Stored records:
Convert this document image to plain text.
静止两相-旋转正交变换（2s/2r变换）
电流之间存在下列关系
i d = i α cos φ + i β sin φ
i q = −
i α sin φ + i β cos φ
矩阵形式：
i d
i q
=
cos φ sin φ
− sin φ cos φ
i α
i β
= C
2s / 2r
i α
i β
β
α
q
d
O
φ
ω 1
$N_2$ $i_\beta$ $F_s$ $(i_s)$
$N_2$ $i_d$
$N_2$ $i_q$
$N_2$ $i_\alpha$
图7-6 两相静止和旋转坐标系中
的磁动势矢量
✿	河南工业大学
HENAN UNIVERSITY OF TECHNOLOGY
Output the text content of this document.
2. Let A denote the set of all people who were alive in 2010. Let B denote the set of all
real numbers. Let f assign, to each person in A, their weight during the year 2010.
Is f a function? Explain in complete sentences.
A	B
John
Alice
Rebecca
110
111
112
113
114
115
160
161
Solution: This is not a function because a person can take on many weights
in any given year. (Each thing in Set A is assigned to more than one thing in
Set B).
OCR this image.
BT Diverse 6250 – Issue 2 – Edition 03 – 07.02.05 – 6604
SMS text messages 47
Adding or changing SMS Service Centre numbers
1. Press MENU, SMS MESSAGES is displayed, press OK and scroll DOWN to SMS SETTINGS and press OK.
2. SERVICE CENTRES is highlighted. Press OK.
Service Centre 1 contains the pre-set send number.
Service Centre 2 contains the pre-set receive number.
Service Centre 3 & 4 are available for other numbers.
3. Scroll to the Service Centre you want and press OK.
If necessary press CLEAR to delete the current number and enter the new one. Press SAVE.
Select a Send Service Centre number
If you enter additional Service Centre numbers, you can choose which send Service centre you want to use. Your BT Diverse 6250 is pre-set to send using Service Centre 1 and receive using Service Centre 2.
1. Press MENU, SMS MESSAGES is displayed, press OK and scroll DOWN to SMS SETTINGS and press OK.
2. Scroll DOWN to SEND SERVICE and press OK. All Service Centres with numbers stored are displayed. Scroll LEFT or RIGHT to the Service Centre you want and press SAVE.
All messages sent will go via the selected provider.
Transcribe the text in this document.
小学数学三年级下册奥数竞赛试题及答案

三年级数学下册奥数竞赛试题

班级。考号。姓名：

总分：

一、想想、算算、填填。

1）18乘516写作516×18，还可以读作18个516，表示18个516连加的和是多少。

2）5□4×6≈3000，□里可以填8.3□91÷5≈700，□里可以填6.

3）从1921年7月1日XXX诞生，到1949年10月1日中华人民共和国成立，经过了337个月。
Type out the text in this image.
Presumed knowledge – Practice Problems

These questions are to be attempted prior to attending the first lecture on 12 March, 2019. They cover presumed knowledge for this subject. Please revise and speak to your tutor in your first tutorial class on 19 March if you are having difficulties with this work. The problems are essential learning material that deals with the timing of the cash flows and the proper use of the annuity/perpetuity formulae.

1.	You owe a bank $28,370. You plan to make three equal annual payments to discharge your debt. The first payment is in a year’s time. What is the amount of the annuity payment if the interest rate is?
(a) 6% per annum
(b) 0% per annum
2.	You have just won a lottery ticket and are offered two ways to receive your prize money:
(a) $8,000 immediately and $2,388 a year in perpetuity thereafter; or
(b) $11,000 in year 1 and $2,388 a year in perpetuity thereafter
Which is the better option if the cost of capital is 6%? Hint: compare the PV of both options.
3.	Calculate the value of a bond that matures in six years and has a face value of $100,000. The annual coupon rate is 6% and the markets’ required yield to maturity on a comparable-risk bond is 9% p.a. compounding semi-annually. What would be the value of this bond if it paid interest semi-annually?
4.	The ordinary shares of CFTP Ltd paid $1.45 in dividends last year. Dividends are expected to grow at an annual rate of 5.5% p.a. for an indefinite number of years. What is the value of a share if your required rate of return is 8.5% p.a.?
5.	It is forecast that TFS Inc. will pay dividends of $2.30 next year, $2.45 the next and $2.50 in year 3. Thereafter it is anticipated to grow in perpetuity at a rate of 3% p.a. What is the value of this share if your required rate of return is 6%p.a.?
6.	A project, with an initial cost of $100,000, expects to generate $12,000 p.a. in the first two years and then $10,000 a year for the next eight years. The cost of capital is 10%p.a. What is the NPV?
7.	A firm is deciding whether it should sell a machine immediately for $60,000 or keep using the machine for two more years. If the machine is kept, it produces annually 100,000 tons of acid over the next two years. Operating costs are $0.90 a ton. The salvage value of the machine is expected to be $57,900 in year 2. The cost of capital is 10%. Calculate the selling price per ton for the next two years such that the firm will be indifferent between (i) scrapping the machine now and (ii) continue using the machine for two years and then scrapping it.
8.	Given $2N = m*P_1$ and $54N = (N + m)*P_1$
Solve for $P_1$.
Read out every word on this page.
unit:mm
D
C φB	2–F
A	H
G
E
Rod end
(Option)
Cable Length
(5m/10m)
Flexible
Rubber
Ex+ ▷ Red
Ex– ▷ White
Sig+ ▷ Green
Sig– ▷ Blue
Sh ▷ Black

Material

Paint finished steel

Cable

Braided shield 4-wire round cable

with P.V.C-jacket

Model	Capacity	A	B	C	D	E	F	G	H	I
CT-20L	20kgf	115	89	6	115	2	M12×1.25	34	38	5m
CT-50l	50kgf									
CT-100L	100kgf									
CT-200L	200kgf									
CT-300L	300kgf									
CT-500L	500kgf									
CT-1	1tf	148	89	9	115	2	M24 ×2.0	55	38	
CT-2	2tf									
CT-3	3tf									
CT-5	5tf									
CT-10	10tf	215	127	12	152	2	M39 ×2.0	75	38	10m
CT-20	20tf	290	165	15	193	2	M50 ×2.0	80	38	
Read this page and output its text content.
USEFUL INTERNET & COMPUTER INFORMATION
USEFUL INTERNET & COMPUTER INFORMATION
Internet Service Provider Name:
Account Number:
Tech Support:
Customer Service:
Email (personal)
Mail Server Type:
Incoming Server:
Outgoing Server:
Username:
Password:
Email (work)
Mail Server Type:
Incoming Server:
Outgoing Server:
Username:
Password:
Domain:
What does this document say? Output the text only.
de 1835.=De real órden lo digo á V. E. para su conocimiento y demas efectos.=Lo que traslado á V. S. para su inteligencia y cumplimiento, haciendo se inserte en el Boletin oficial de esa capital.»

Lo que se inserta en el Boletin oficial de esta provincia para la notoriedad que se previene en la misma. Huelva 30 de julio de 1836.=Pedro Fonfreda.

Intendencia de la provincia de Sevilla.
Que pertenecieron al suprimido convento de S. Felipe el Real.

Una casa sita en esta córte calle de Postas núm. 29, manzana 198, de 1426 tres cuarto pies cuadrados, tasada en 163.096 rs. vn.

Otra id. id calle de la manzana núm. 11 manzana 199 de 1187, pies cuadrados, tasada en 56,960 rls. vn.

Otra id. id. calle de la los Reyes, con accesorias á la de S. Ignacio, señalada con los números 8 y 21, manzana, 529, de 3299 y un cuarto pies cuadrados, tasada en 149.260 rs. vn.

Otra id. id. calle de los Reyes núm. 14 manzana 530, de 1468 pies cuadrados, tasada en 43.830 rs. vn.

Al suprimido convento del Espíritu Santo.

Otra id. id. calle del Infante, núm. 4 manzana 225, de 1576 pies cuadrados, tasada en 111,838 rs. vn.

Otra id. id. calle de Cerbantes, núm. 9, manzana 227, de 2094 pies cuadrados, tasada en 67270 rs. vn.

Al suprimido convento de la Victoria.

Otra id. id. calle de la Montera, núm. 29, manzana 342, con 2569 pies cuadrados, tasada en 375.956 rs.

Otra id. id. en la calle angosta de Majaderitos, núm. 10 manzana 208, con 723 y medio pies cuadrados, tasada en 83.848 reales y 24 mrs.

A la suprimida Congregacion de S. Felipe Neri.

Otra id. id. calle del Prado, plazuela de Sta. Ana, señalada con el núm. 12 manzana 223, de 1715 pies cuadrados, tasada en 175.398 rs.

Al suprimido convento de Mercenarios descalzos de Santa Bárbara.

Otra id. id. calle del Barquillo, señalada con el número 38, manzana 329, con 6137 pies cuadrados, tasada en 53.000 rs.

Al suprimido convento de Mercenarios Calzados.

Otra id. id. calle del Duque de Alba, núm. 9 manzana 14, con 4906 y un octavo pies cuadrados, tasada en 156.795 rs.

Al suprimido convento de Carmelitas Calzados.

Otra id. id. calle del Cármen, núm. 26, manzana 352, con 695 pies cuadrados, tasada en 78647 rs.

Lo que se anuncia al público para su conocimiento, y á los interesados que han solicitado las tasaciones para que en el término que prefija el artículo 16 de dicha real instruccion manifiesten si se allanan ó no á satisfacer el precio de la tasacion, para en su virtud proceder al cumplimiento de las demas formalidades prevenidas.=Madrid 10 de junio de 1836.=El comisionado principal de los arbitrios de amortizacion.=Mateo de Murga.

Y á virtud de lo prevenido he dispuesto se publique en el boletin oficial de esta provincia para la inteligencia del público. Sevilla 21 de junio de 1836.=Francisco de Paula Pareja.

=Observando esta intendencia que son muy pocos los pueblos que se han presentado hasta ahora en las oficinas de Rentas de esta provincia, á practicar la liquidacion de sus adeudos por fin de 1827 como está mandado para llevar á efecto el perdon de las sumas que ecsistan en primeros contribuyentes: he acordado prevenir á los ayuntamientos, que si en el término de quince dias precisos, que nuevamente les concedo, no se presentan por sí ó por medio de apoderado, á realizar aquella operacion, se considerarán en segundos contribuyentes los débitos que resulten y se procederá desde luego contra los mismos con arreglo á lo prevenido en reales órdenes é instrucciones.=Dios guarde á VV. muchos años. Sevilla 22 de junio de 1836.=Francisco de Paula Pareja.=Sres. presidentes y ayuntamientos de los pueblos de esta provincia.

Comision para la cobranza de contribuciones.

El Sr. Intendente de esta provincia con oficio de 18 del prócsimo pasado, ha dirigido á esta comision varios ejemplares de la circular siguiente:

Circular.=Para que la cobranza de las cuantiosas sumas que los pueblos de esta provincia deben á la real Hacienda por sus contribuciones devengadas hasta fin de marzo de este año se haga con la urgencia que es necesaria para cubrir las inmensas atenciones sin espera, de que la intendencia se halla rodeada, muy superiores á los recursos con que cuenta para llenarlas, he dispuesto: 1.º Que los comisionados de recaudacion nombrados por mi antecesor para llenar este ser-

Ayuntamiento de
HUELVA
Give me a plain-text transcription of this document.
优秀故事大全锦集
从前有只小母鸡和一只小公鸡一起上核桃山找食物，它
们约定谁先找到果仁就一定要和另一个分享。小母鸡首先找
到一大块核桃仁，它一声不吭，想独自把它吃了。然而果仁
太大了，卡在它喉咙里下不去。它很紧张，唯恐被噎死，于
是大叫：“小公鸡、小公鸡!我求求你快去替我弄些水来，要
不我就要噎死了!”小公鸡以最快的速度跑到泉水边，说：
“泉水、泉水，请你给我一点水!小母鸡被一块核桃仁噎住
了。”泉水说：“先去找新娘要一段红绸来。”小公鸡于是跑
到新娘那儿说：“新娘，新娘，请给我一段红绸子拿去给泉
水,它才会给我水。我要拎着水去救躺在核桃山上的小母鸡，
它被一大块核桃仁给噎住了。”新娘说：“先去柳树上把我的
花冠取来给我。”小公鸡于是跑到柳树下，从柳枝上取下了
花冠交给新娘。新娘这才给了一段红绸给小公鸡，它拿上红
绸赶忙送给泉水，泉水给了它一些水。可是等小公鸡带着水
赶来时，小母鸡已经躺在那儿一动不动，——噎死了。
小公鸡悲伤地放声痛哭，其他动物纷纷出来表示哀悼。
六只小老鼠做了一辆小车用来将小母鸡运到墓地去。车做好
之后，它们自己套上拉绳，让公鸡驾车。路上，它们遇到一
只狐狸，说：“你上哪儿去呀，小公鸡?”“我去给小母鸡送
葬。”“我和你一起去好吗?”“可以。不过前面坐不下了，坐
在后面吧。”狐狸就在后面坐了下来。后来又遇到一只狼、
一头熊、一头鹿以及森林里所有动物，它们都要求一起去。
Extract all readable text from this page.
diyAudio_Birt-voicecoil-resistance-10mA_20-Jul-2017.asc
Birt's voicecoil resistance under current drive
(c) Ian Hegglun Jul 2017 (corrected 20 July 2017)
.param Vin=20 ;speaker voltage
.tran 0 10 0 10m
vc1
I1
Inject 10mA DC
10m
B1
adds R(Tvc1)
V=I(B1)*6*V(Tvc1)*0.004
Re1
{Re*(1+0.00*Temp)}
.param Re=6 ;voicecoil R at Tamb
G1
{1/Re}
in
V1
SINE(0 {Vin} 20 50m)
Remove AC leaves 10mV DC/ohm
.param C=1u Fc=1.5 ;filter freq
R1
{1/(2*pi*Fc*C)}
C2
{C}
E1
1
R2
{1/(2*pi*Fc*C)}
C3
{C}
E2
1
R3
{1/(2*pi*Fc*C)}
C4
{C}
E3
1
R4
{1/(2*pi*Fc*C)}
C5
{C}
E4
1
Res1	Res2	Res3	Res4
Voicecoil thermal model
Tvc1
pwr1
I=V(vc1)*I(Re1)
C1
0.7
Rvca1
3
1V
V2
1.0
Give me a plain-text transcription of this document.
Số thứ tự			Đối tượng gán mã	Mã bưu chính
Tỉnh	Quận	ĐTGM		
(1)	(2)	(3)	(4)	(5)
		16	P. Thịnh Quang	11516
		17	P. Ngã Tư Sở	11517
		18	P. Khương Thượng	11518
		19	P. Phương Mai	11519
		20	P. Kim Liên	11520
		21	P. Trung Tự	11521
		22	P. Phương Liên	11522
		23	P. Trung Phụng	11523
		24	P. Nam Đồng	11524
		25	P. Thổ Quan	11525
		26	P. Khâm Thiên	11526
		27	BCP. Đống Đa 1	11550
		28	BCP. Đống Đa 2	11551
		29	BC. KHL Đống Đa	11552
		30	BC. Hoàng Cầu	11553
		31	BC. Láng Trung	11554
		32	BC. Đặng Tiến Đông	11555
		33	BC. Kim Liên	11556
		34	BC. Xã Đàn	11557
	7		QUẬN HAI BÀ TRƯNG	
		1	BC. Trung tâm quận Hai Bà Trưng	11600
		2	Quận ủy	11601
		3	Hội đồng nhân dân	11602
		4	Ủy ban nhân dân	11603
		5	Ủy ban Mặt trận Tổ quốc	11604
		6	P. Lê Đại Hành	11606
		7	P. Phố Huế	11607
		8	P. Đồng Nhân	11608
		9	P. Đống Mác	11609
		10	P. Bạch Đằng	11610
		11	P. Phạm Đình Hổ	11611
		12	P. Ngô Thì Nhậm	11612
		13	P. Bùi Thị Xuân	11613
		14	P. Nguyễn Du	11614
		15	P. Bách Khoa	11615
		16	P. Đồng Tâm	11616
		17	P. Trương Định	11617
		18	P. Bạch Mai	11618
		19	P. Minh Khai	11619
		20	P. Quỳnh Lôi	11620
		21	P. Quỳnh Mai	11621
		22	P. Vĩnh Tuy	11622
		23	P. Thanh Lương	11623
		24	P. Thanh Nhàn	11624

Job ▸
Give only the number of lines in the data that hold the string "cuarto".

Written solution ▸
2